## RAW DATA
— start —

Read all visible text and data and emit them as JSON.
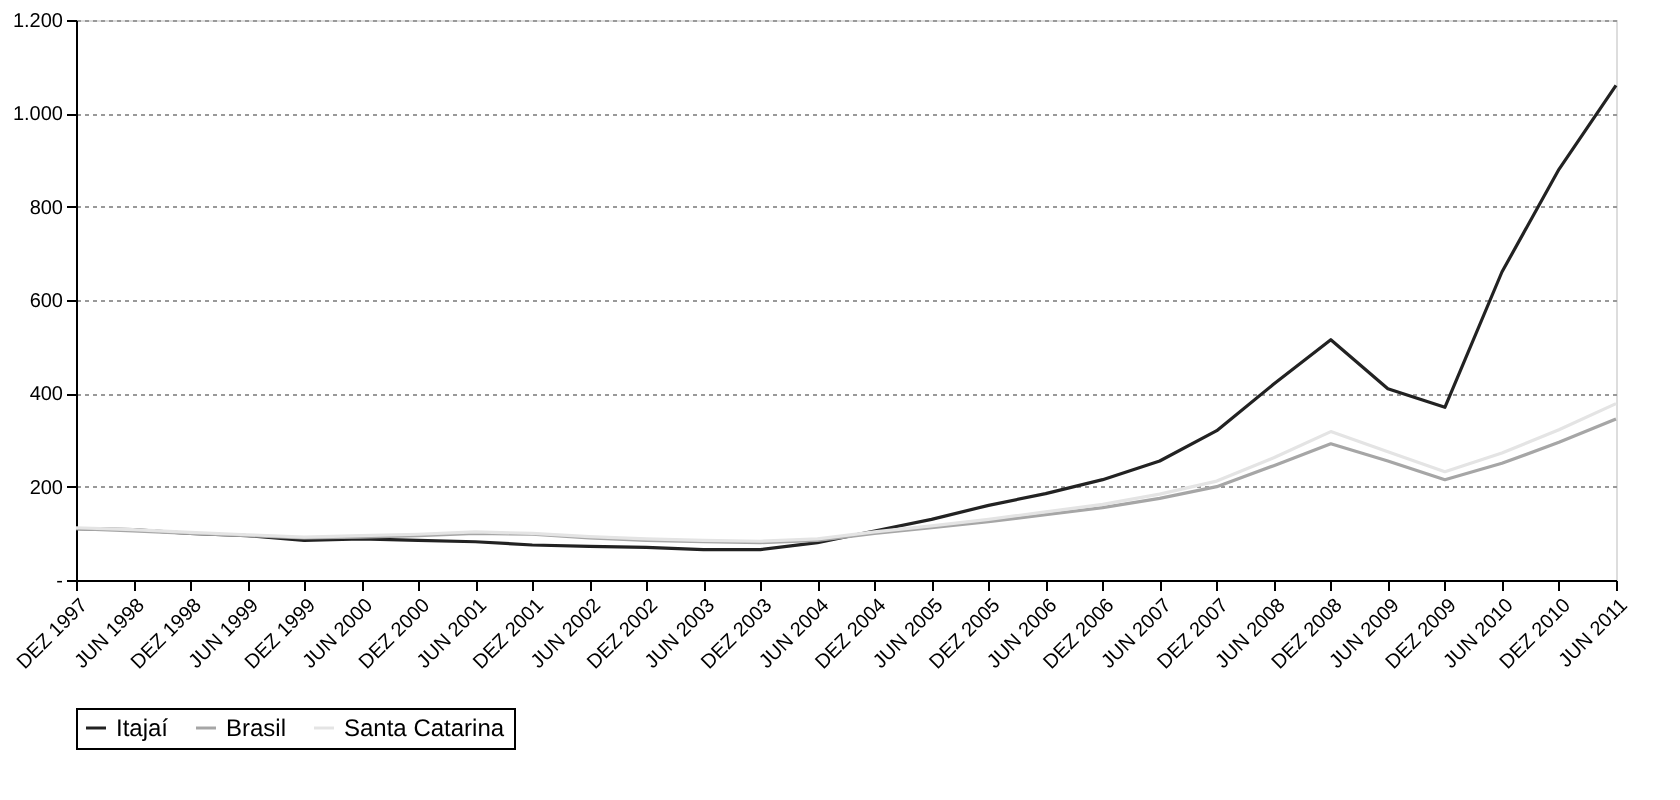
{
  "chart_data": {
    "type": "line",
    "categories": [
      "DEZ 1997",
      "JUN 1998",
      "DEZ 1998",
      "JUN 1999",
      "DEZ 1999",
      "JUN 2000",
      "DEZ 2000",
      "JUN 2001",
      "DEZ 2001",
      "JUN 2002",
      "DEZ 2002",
      "JUN 2003",
      "DEZ 2003",
      "JUN 2004",
      "DEZ 2004",
      "JUN 2005",
      "DEZ 2005",
      "JUN 2006",
      "DEZ 2006",
      "JUN 2007",
      "DEZ 2007",
      "JUN 2008",
      "DEZ 2008",
      "JUN 2009",
      "DEZ 2009",
      "JUN 2010",
      "DEZ 2010",
      "JUN 2011"
    ],
    "series": [
      {
        "name": "Itajaí",
        "color": "#222222",
        "values": [
          110,
          108,
          100,
          95,
          85,
          88,
          85,
          82,
          75,
          72,
          70,
          65,
          65,
          80,
          105,
          130,
          160,
          185,
          215,
          255,
          320,
          420,
          515,
          410,
          370,
          660,
          880,
          1060
        ]
      },
      {
        "name": "Brasil",
        "color": "#a6a6a6",
        "values": [
          110,
          105,
          100,
          95,
          90,
          92,
          95,
          100,
          98,
          90,
          85,
          82,
          80,
          85,
          100,
          112,
          125,
          140,
          155,
          175,
          200,
          245,
          292,
          255,
          215,
          250,
          295,
          345
        ]
      },
      {
        "name": "Santa Catarina",
        "color": "#e4e4e4",
        "values": [
          112,
          108,
          102,
          97,
          92,
          95,
          98,
          103,
          100,
          93,
          88,
          85,
          83,
          88,
          103,
          116,
          130,
          146,
          162,
          184,
          212,
          262,
          318,
          275,
          232,
          272,
          322,
          378
        ]
      }
    ],
    "ylim": [
      0,
      1200
    ],
    "yticks": [
      {
        "value": 0,
        "label": "-"
      },
      200,
      400,
      600,
      800,
      {
        "value": 1000,
        "label": "1.000"
      },
      {
        "value": 1200,
        "label": "1.200"
      }
    ],
    "grid": "y",
    "legend": "bottom",
    "marker": "none",
    "line_style": "solid"
  }
}
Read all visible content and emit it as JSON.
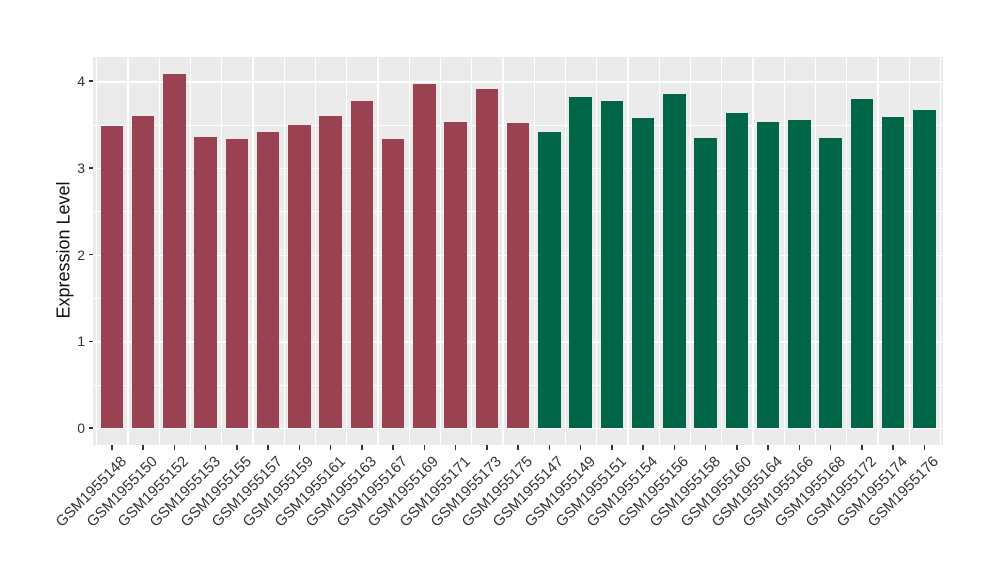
{
  "figure": {
    "background_color": "#FFFFFF",
    "panel_background_color": "#EBEBEB",
    "grid_color": "#FFFFFF",
    "axis_text_color": "#333333"
  },
  "chart_data": {
    "type": "bar",
    "title": "",
    "xlabel": "",
    "ylabel": "Expression Level",
    "ylim": [
      -0.19,
      4.28
    ],
    "yticks": [
      0,
      1,
      2,
      3,
      4
    ],
    "grid": "major and minor horizontal white lines on grey panel, vertical white lines between bars",
    "legend_position": "none",
    "categories": [
      "GSM1955148",
      "GSM1955150",
      "GSM1955152",
      "GSM1955153",
      "GSM1955155",
      "GSM1955157",
      "GSM1955159",
      "GSM1955161",
      "GSM1955163",
      "GSM1955167",
      "GSM1955169",
      "GSM1955171",
      "GSM1955173",
      "GSM1955175",
      "GSM1955147",
      "GSM1955149",
      "GSM1955151",
      "GSM1955154",
      "GSM1955156",
      "GSM1955158",
      "GSM1955160",
      "GSM1955164",
      "GSM1955166",
      "GSM1955168",
      "GSM1955172",
      "GSM1955174",
      "GSM1955176"
    ],
    "values": [
      3.48,
      3.6,
      4.08,
      3.36,
      3.33,
      3.41,
      3.49,
      3.6,
      3.77,
      3.33,
      3.97,
      3.53,
      3.91,
      3.52,
      3.41,
      3.82,
      3.77,
      3.57,
      3.85,
      3.35,
      3.63,
      3.53,
      3.55,
      3.35,
      3.8,
      3.59,
      3.67
    ],
    "bar_group_index": [
      0,
      0,
      0,
      0,
      0,
      0,
      0,
      0,
      0,
      0,
      0,
      0,
      0,
      0,
      1,
      1,
      1,
      1,
      1,
      1,
      1,
      1,
      1,
      1,
      1,
      1,
      1
    ],
    "group_colors": [
      "#9A4252",
      "#016647"
    ],
    "minor_yticks": [
      0.5,
      1.5,
      2.5,
      3.5
    ]
  }
}
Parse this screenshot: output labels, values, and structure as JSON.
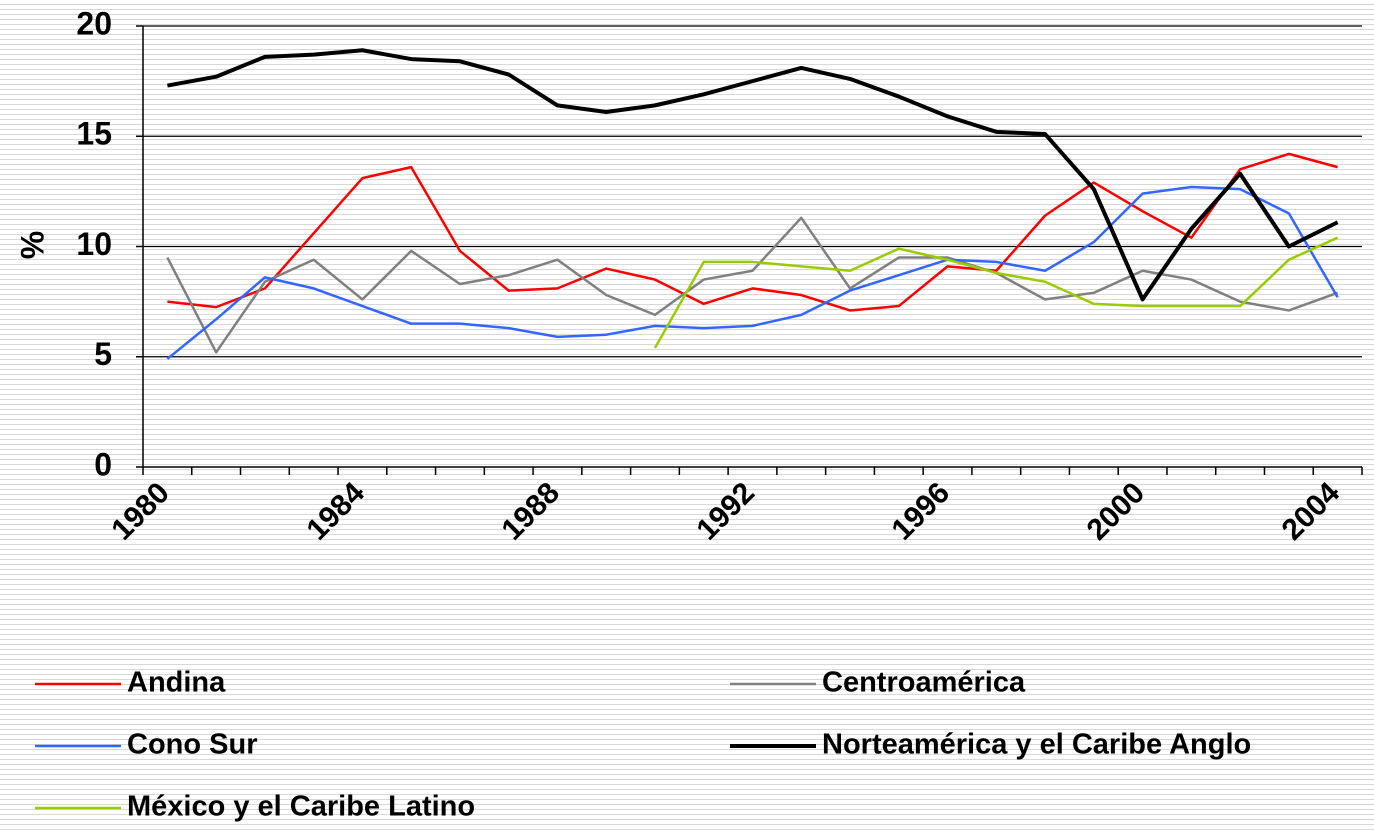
{
  "chart_data": {
    "type": "line",
    "y_label": "%",
    "categories": [
      "1980",
      null,
      null,
      null,
      "1984",
      null,
      null,
      null,
      "1988",
      null,
      null,
      null,
      "1992",
      null,
      null,
      null,
      "1996",
      null,
      null,
      null,
      "2000",
      null,
      null,
      null,
      "2004"
    ],
    "ylim": [
      0,
      20
    ],
    "yticks": [
      0,
      5,
      10,
      15,
      20
    ],
    "grid": true,
    "legend": "bottom",
    "series": [
      {
        "name": "Andina",
        "color": "#ff0000",
        "line_width": 2.5,
        "values": [
          7.5,
          7.25,
          8.1,
          10.6,
          13.1,
          13.6,
          9.8,
          8.0,
          8.1,
          9.0,
          8.5,
          7.4,
          8.1,
          7.8,
          7.1,
          7.3,
          9.1,
          8.9,
          11.4,
          12.9,
          11.6,
          10.4,
          13.5,
          14.2,
          13.6
        ]
      },
      {
        "name": "Centroamérica",
        "color": "#808080",
        "line_width": 2.5,
        "values": [
          9.5,
          5.2,
          8.4,
          9.4,
          7.6,
          9.8,
          8.3,
          8.7,
          9.4,
          7.8,
          6.9,
          8.5,
          8.9,
          11.3,
          8.1,
          9.5,
          9.5,
          8.8,
          7.6,
          7.9,
          8.9,
          8.5,
          7.5,
          7.1,
          7.9
        ]
      },
      {
        "name": "Cono Sur",
        "color": "#3366ff",
        "line_width": 2.5,
        "values": [
          4.9,
          6.7,
          8.6,
          8.1,
          7.3,
          6.5,
          6.5,
          6.3,
          5.9,
          6.0,
          6.4,
          6.3,
          6.4,
          6.9,
          8.0,
          8.7,
          9.4,
          9.3,
          8.9,
          10.2,
          12.4,
          12.7,
          12.6,
          11.5,
          7.7
        ]
      },
      {
        "name": "Norteamérica y el Caribe Anglo",
        "color": "#000000",
        "line_width": 4,
        "values": [
          17.3,
          17.7,
          18.6,
          18.7,
          18.9,
          18.5,
          18.4,
          17.8,
          16.4,
          16.1,
          16.4,
          16.9,
          17.5,
          18.1,
          17.6,
          16.8,
          15.9,
          15.2,
          15.1,
          12.6,
          7.6,
          10.8,
          13.3,
          10.0,
          11.1
        ]
      },
      {
        "name": "México y el Caribe Latino",
        "color": "#99cc00",
        "line_width": 2.5,
        "values": [
          null,
          null,
          null,
          null,
          null,
          null,
          null,
          null,
          null,
          null,
          5.4,
          9.3,
          9.3,
          9.1,
          8.9,
          9.9,
          9.4,
          8.8,
          8.4,
          7.4,
          7.3,
          7.3,
          7.3,
          9.4,
          10.4
        ]
      }
    ]
  }
}
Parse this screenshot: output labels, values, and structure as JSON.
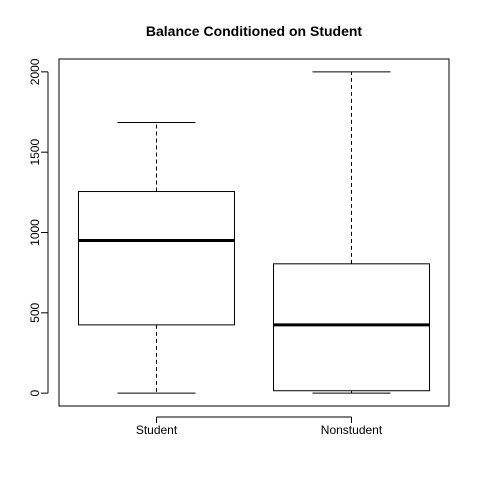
{
  "chart_data": {
    "type": "box",
    "title": "Balance Conditioned on Student",
    "xlabel": "",
    "ylabel": "",
    "categories": [
      "Student",
      "Nonstudent"
    ],
    "boxes": [
      {
        "name": "Student",
        "min": 0,
        "q1": 425,
        "median": 950,
        "q3": 1255,
        "max": 1685
      },
      {
        "name": "Nonstudent",
        "min": 0,
        "q1": 15,
        "median": 425,
        "q3": 805,
        "max": 2000
      }
    ],
    "yticks": [
      0,
      500,
      1000,
      1500,
      2000
    ],
    "ylim": [
      -80,
      2080
    ],
    "grid": false
  }
}
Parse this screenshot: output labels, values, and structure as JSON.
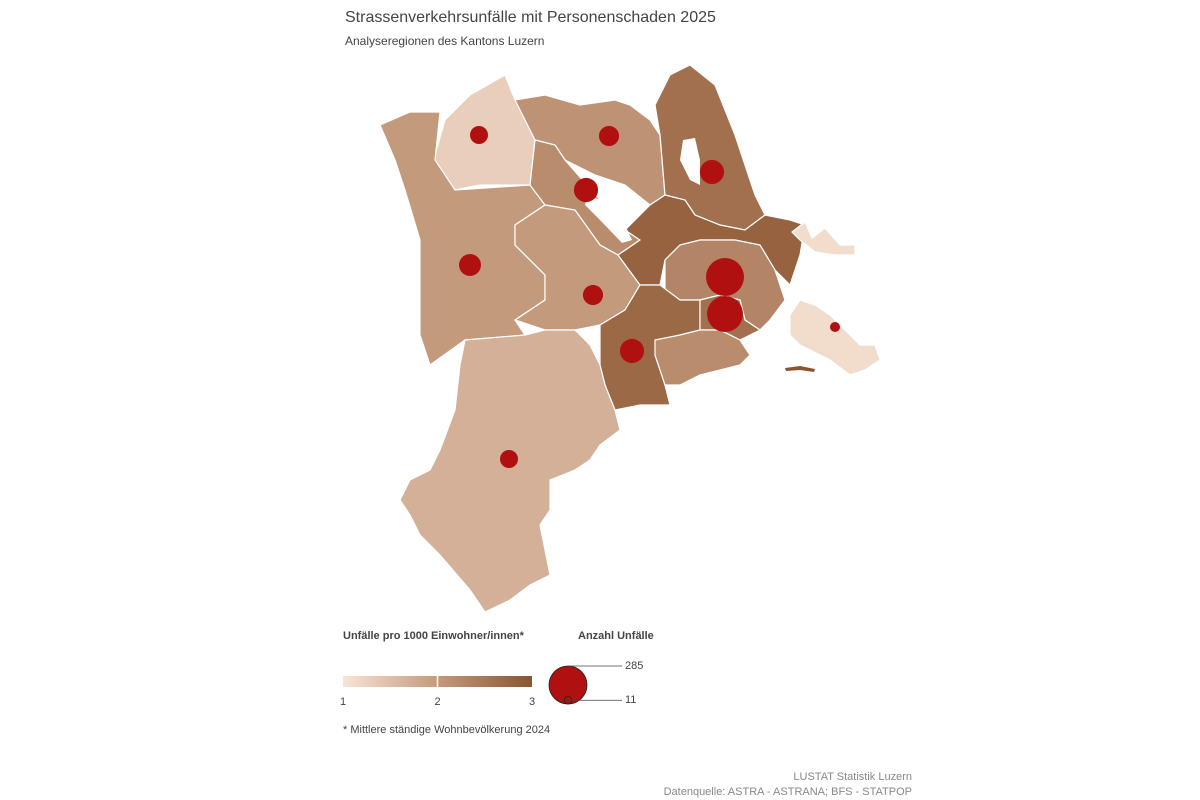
{
  "header": {
    "title": "Strassenverkehrsunfälle mit Personenschaden 2025",
    "subtitle": "Analyseregionen des Kantons Luzern"
  },
  "map": {
    "regions": [
      {
        "rate": 1.3,
        "accidents": 64
      },
      {
        "rate": 2.0,
        "accidents": 95
      },
      {
        "rate": 2.1,
        "accidents": 80
      },
      {
        "rate": 2.2,
        "accidents": 115
      },
      {
        "rate": 2.6,
        "accidents": 115
      },
      {
        "rate": 2.0,
        "accidents": 80
      },
      {
        "rate": 2.8,
        "accidents": null
      },
      {
        "rate": 2.3,
        "accidents": 285
      },
      {
        "rate": 2.7,
        "accidents": 115
      },
      {
        "rate": 2.6,
        "accidents": 255
      },
      {
        "rate": 2.2,
        "accidents": null
      },
      {
        "rate": 1.7,
        "accidents": 64
      },
      {
        "rate": 1.1,
        "accidents": null
      },
      {
        "rate": 1.1,
        "accidents": 20
      }
    ],
    "bubble_color": "#b01010"
  },
  "color_legend": {
    "title": "Unfälle pro 1000 Einwohner/innen*",
    "ticks": [
      1,
      2,
      3
    ],
    "colors": [
      "#f7e4d6",
      "#c49a7c",
      "#8b5431"
    ]
  },
  "bubble_legend": {
    "title": "Anzahl Unfälle",
    "values": [
      285,
      11
    ]
  },
  "footnote": "* Mittlere ständige Wohnbevölkerung 2024",
  "source": {
    "publisher": "LUSTAT Statistik Luzern",
    "data": "Datenquelle: ASTRA - ASTRANA; BFS - STATPOP"
  }
}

— end —

## WORK TO BE COMPLETED
From the entries above, copy each line holding "Read".

## TASK SOLUTION
Read all visible text and data and emit them as JSON.
Read all visible content and emit it as JSON.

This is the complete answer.